- _THE TASK_
What follows is a set of records; restate each one word for word and drop the pictures.

Excerpts from a figure dataset:
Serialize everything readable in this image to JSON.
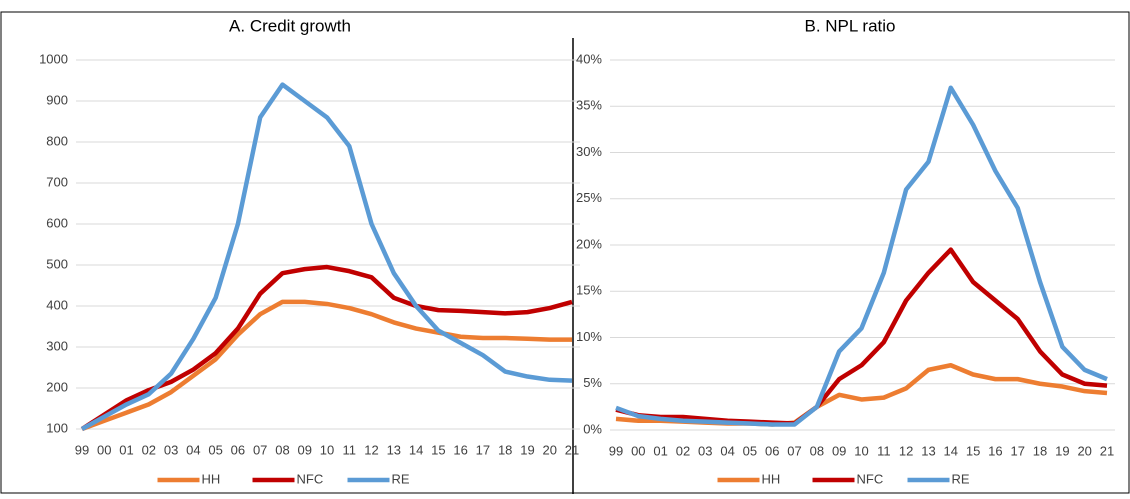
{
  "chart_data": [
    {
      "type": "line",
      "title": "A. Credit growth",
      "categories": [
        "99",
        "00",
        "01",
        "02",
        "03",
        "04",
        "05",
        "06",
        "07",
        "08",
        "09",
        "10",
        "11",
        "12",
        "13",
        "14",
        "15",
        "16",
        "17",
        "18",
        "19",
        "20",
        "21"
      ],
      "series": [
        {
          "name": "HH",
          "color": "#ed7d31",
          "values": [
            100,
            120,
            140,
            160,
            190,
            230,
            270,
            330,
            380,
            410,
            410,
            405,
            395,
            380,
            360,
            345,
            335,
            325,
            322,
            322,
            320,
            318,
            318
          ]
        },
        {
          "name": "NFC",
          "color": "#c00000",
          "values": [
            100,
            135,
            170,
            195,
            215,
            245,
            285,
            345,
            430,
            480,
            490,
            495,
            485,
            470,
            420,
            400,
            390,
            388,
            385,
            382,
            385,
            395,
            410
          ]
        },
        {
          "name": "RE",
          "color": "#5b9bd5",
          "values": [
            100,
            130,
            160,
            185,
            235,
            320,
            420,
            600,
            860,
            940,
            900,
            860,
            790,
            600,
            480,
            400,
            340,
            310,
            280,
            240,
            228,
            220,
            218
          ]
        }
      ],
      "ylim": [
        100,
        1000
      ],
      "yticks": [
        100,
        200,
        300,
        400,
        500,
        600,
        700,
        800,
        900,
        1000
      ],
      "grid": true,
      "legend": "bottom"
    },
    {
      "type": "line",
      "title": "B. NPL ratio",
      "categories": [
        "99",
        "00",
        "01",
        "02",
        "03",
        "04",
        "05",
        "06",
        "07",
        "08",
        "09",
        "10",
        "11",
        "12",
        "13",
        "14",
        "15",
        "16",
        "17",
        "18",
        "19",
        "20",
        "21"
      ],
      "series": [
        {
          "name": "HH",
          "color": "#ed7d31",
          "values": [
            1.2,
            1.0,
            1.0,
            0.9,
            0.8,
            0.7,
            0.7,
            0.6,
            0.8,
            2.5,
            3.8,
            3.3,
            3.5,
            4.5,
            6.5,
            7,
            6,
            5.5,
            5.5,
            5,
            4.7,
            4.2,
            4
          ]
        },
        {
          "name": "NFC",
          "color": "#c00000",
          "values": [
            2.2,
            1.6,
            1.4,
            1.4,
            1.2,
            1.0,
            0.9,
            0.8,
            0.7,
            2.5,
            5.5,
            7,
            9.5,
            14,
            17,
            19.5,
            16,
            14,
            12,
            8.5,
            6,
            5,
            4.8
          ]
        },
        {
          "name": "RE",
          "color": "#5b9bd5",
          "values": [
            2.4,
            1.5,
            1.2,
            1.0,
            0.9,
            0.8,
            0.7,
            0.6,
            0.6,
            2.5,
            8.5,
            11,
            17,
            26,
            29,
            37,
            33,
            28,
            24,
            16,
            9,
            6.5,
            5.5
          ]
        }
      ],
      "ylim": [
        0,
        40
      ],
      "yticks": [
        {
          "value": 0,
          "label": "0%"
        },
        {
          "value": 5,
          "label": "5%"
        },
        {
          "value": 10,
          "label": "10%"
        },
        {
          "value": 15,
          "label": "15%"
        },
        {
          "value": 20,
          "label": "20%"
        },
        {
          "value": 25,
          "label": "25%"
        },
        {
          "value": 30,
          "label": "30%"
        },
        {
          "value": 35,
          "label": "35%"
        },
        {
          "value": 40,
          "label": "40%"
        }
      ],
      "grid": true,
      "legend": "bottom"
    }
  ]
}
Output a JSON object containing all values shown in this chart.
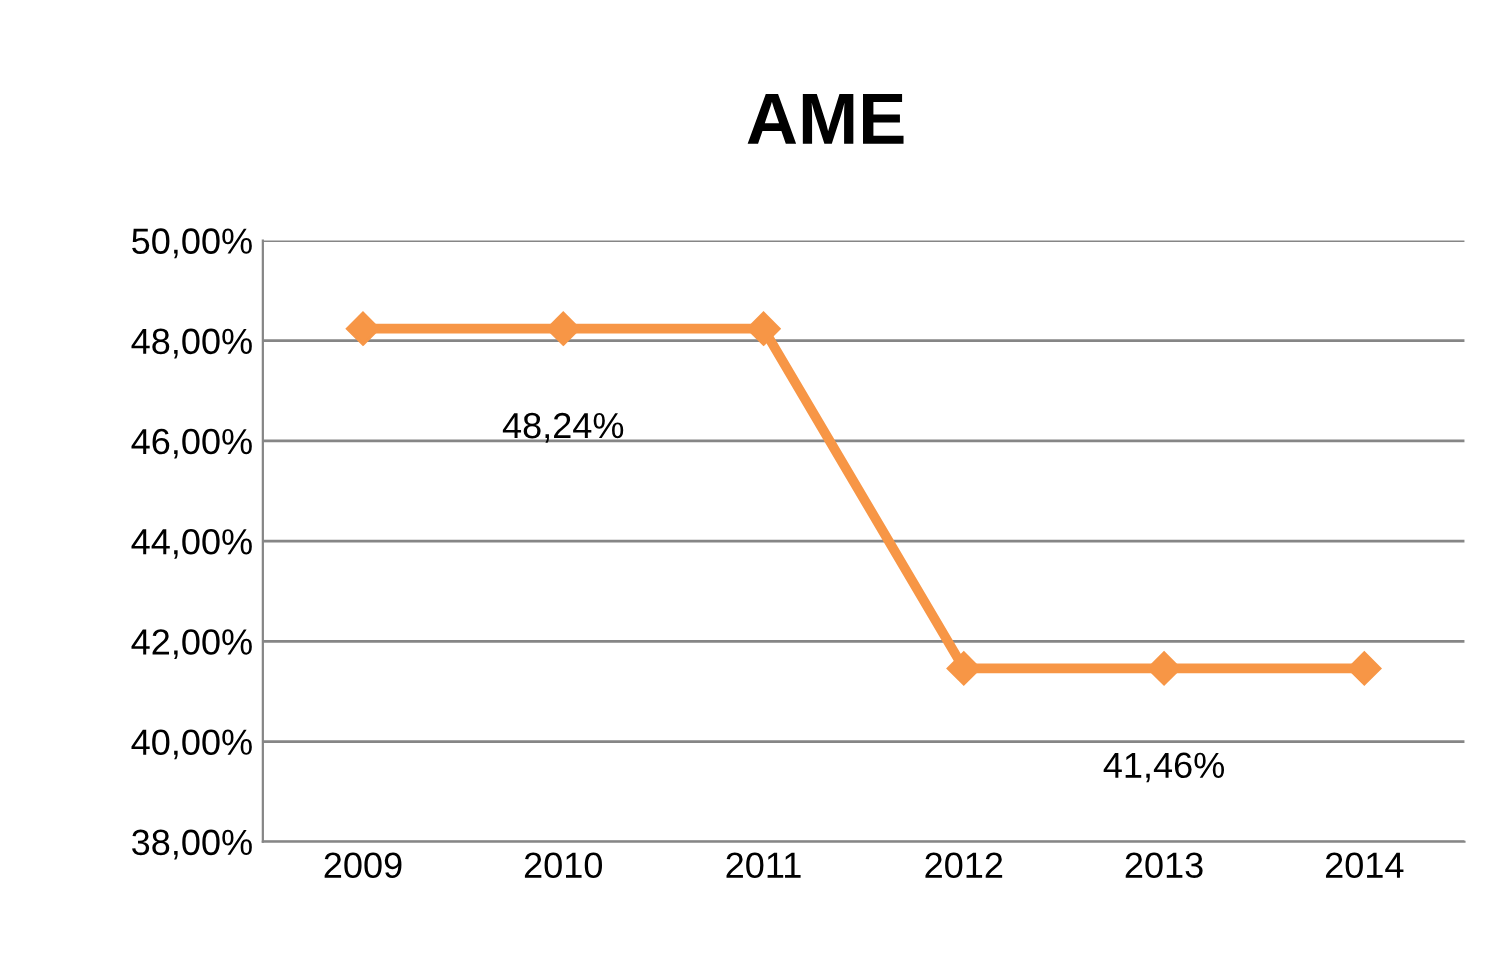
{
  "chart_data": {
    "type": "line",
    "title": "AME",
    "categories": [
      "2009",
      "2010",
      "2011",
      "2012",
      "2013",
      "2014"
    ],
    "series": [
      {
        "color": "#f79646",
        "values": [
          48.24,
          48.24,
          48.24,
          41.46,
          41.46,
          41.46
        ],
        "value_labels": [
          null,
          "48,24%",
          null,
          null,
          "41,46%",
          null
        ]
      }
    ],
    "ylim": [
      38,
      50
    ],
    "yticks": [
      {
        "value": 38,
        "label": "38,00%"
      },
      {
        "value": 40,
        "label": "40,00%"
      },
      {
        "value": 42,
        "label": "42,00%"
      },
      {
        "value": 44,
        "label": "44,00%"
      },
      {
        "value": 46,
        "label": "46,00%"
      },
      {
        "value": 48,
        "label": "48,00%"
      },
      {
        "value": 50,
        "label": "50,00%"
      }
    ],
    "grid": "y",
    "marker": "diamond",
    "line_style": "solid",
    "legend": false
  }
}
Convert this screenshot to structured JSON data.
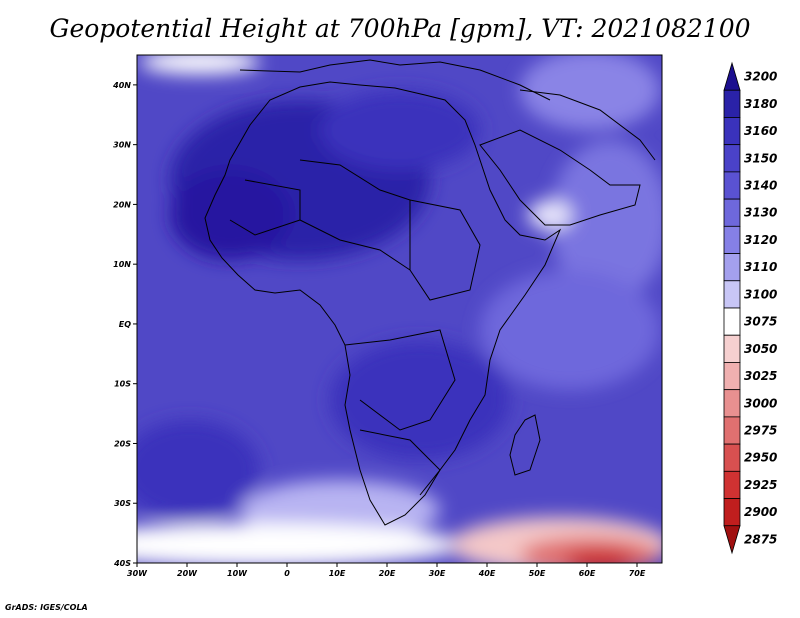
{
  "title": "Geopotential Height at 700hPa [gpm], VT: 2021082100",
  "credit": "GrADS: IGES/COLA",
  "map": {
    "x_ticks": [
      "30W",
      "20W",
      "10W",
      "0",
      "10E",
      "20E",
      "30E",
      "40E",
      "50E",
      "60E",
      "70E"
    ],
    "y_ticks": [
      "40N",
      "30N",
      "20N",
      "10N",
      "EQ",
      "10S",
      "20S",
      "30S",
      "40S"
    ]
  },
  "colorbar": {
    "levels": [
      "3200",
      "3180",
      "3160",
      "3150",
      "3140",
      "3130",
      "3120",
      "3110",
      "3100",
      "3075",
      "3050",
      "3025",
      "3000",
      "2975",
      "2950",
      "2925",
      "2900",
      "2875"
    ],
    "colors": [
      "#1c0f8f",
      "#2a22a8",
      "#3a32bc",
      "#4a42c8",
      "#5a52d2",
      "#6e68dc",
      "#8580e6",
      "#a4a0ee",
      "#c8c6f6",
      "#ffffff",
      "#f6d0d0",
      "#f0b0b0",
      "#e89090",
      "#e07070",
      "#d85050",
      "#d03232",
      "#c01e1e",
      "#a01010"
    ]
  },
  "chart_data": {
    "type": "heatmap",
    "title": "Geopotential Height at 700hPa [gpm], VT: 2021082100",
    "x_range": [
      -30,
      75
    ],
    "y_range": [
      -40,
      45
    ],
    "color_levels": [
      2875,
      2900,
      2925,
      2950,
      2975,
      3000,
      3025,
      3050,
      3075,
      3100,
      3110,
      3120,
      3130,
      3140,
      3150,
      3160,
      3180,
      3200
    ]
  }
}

- _FINISHED TASK_
Serialize everything readable in this image to JSON.
{
  "chart_data": [
    {
      "type": "line",
      "title": "A. Credit growth",
      "categories": [
        "99",
        "00",
        "01",
        "02",
        "03",
        "04",
        "05",
        "06",
        "07",
        "08",
        "09",
        "10",
        "11",
        "12",
        "13",
        "14",
        "15",
        "16",
        "17",
        "18",
        "19",
        "20",
        "21"
      ],
      "series": [
        {
          "name": "HH",
          "color": "#ed7d31",
          "values": [
            100,
            120,
            140,
            160,
            190,
            230,
            270,
            330,
            380,
            410,
            410,
            405,
            395,
            380,
            360,
            345,
            335,
            325,
            322,
            322,
            320,
            318,
            318
          ]
        },
        {
          "name": "NFC",
          "color": "#c00000",
          "values": [
            100,
            135,
            170,
            195,
            215,
            245,
            285,
            345,
            430,
            480,
            490,
            495,
            485,
            470,
            420,
            400,
            390,
            388,
            385,
            382,
            385,
            395,
            410
          ]
        },
        {
          "name": "RE",
          "color": "#5b9bd5",
          "values": [
            100,
            130,
            160,
            185,
            235,
            320,
            420,
            600,
            860,
            940,
            900,
            860,
            790,
            600,
            480,
            400,
            340,
            310,
            280,
            240,
            228,
            220,
            218
          ]
        }
      ],
      "ylim": [
        100,
        1000
      ],
      "yticks": [
        100,
        200,
        300,
        400,
        500,
        600,
        700,
        800,
        900,
        1000
      ],
      "grid": true,
      "legend": "bottom"
    },
    {
      "type": "line",
      "title": "B. NPL ratio",
      "categories": [
        "99",
        "00",
        "01",
        "02",
        "03",
        "04",
        "05",
        "06",
        "07",
        "08",
        "09",
        "10",
        "11",
        "12",
        "13",
        "14",
        "15",
        "16",
        "17",
        "18",
        "19",
        "20",
        "21"
      ],
      "series": [
        {
          "name": "HH",
          "color": "#ed7d31",
          "values": [
            1.2,
            1.0,
            1.0,
            0.9,
            0.8,
            0.7,
            0.7,
            0.6,
            0.8,
            2.5,
            3.8,
            3.3,
            3.5,
            4.5,
            6.5,
            7,
            6,
            5.5,
            5.5,
            5,
            4.7,
            4.2,
            4
          ]
        },
        {
          "name": "NFC",
          "color": "#c00000",
          "values": [
            2.2,
            1.6,
            1.4,
            1.4,
            1.2,
            1.0,
            0.9,
            0.8,
            0.7,
            2.5,
            5.5,
            7,
            9.5,
            14,
            17,
            19.5,
            16,
            14,
            12,
            8.5,
            6,
            5,
            4.8
          ]
        },
        {
          "name": "RE",
          "color": "#5b9bd5",
          "values": [
            2.4,
            1.5,
            1.2,
            1.0,
            0.9,
            0.8,
            0.7,
            0.6,
            0.6,
            2.5,
            8.5,
            11,
            17,
            26,
            29,
            37,
            33,
            28,
            24,
            16,
            9,
            6.5,
            5.5
          ]
        }
      ],
      "ylim": [
        0,
        40
      ],
      "yticks": [
        {
          "value": 0,
          "label": "0%"
        },
        {
          "value": 5,
          "label": "5%"
        },
        {
          "value": 10,
          "label": "10%"
        },
        {
          "value": 15,
          "label": "15%"
        },
        {
          "value": 20,
          "label": "20%"
        },
        {
          "value": 25,
          "label": "25%"
        },
        {
          "value": 30,
          "label": "30%"
        },
        {
          "value": 35,
          "label": "35%"
        },
        {
          "value": 40,
          "label": "40%"
        }
      ],
      "grid": true,
      "legend": "bottom"
    }
  ]
}
Output a JSON object containing all values shown in this chart.
{
  "chart_data": {
    "type": "line",
    "title": "AME",
    "categories": [
      "2009",
      "2010",
      "2011",
      "2012",
      "2013",
      "2014"
    ],
    "series": [
      {
        "color": "#f79646",
        "values": [
          48.24,
          48.24,
          48.24,
          41.46,
          41.46,
          41.46
        ],
        "value_labels": [
          null,
          "48,24%",
          null,
          null,
          "41,46%",
          null
        ]
      }
    ],
    "ylim": [
      38,
      50
    ],
    "yticks": [
      {
        "value": 38,
        "label": "38,00%"
      },
      {
        "value": 40,
        "label": "40,00%"
      },
      {
        "value": 42,
        "label": "42,00%"
      },
      {
        "value": 44,
        "label": "44,00%"
      },
      {
        "value": 46,
        "label": "46,00%"
      },
      {
        "value": 48,
        "label": "48,00%"
      },
      {
        "value": 50,
        "label": "50,00%"
      }
    ],
    "grid": "y",
    "marker": "diamond",
    "line_style": "solid",
    "legend": false
  }
}
Convert this screenshot to structured JSON data.
{
  "title": "Geopotential Height at 700hPa [gpm], VT: 2021082100",
  "credit": "GrADS: IGES/COLA",
  "map": {
    "x_ticks": [
      "30W",
      "20W",
      "10W",
      "0",
      "10E",
      "20E",
      "30E",
      "40E",
      "50E",
      "60E",
      "70E"
    ],
    "y_ticks": [
      "40N",
      "30N",
      "20N",
      "10N",
      "EQ",
      "10S",
      "20S",
      "30S",
      "40S"
    ]
  },
  "colorbar": {
    "levels": [
      "3200",
      "3180",
      "3160",
      "3150",
      "3140",
      "3130",
      "3120",
      "3110",
      "3100",
      "3075",
      "3050",
      "3025",
      "3000",
      "2975",
      "2950",
      "2925",
      "2900",
      "2875"
    ],
    "colors": [
      "#1c0f8f",
      "#2a22a8",
      "#3a32bc",
      "#4a42c8",
      "#5a52d2",
      "#6e68dc",
      "#8580e6",
      "#a4a0ee",
      "#c8c6f6",
      "#ffffff",
      "#f6d0d0",
      "#f0b0b0",
      "#e89090",
      "#e07070",
      "#d85050",
      "#d03232",
      "#c01e1e",
      "#a01010"
    ]
  },
  "chart_data": {
    "type": "heatmap",
    "title": "Geopotential Height at 700hPa [gpm], VT: 2021082100",
    "x_range": [
      -30,
      75
    ],
    "y_range": [
      -40,
      45
    ],
    "color_levels": [
      2875,
      2900,
      2925,
      2950,
      2975,
      3000,
      3025,
      3050,
      3075,
      3100,
      3110,
      3120,
      3130,
      3140,
      3150,
      3160,
      3180,
      3200
    ]
  }
}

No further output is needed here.